--- start EXCERPTED DATA ---

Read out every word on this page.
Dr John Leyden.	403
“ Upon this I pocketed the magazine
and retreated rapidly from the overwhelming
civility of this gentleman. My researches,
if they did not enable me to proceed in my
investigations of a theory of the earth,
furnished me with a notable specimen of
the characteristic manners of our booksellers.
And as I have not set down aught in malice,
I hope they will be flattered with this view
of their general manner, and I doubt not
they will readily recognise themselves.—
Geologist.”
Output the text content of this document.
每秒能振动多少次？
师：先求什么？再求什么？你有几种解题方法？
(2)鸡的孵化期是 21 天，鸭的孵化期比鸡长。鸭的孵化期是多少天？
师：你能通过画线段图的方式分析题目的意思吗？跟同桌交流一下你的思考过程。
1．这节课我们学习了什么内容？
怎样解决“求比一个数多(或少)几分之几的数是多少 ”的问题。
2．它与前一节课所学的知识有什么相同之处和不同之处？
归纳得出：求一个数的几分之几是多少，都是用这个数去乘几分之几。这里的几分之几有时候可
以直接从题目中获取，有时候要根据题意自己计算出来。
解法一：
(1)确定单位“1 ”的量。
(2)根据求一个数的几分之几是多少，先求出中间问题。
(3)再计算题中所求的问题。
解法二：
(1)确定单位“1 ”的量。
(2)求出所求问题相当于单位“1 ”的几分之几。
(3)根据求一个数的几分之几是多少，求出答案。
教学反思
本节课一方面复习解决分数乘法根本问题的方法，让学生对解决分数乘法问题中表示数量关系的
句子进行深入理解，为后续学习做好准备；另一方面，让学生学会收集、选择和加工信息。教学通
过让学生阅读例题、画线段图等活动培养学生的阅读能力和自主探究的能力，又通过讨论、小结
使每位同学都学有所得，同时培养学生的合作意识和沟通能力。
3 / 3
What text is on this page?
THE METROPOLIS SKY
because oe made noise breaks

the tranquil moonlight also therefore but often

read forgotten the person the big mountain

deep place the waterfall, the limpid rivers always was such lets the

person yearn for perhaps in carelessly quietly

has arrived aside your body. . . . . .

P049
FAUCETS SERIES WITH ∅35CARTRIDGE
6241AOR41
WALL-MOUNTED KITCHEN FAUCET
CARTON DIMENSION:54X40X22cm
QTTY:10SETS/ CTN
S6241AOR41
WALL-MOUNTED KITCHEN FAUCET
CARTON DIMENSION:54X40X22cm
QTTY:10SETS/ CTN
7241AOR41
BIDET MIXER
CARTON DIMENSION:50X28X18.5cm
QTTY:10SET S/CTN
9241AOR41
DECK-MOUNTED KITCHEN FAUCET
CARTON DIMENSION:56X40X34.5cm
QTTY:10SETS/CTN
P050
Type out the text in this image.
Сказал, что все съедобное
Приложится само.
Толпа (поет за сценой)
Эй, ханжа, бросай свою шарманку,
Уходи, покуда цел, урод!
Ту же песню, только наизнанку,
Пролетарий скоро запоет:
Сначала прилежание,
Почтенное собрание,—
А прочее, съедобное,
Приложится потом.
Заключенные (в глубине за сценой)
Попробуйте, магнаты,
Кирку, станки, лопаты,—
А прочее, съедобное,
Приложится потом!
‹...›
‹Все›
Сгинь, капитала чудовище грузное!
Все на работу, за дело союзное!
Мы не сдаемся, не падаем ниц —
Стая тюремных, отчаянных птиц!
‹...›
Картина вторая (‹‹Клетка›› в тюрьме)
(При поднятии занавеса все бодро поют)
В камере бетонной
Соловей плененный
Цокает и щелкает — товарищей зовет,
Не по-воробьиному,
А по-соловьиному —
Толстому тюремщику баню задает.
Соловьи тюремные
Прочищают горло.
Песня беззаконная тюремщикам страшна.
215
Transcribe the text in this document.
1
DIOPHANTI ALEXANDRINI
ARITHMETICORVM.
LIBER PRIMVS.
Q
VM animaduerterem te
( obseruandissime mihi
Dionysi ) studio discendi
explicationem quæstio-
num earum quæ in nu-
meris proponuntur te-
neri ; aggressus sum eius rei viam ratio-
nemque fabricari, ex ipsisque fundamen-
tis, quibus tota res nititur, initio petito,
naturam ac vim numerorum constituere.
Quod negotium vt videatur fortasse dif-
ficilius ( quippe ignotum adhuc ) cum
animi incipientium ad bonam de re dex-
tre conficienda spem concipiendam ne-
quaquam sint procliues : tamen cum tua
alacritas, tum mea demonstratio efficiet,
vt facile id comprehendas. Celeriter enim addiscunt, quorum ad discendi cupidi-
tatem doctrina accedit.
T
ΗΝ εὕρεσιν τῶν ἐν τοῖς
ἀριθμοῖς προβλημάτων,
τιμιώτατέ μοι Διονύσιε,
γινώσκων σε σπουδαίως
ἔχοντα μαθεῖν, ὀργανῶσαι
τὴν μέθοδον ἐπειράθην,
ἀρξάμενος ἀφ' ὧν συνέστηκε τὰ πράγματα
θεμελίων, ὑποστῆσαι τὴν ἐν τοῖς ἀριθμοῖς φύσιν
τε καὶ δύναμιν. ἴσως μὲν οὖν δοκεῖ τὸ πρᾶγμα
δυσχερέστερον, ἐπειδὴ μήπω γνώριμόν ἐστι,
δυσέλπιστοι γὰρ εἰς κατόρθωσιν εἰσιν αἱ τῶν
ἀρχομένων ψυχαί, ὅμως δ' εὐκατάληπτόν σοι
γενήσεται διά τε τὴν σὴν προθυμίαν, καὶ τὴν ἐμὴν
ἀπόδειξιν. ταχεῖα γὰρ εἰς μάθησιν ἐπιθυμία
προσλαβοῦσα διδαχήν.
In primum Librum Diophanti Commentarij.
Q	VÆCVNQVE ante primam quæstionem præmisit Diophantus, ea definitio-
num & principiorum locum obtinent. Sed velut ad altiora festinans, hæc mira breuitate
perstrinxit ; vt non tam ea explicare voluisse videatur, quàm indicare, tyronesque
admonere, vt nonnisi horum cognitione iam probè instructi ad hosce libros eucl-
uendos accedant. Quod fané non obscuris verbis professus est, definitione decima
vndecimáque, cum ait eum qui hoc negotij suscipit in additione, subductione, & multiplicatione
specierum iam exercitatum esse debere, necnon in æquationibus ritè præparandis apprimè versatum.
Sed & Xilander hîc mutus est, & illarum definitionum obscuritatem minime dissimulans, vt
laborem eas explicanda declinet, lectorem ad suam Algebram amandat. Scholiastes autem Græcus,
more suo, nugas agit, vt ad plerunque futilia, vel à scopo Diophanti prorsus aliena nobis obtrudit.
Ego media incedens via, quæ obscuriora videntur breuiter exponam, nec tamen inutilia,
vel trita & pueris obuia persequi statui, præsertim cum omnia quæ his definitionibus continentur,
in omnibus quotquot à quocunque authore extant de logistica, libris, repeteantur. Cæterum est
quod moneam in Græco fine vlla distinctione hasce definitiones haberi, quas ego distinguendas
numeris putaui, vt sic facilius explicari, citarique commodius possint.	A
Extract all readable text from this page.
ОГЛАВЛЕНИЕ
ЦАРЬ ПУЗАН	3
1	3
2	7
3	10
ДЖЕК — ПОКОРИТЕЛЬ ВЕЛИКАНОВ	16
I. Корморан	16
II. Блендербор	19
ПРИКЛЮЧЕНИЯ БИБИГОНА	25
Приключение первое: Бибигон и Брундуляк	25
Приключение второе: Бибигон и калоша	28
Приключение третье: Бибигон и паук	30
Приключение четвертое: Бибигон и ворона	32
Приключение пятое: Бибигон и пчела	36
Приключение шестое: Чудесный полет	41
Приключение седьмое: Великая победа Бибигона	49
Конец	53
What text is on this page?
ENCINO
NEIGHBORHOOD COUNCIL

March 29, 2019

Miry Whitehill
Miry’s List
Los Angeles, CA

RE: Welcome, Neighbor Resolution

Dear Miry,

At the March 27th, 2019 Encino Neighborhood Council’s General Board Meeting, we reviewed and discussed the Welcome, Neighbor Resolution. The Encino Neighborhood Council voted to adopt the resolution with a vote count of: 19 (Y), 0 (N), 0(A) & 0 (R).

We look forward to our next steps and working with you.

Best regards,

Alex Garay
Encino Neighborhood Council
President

--- end EXCERPTED DATA ---

WHAT THIS TASK INVOLVES
Pick out all lines from the data above in which the word "ἀριθμοῖς" appears.

COMPLETED TASK
ἀριθμοῖς προβλημάτων,
θεμελίων, ὑποστῆσαι τὴν ἐν τοῖς ἀριθμοῖς φύσιν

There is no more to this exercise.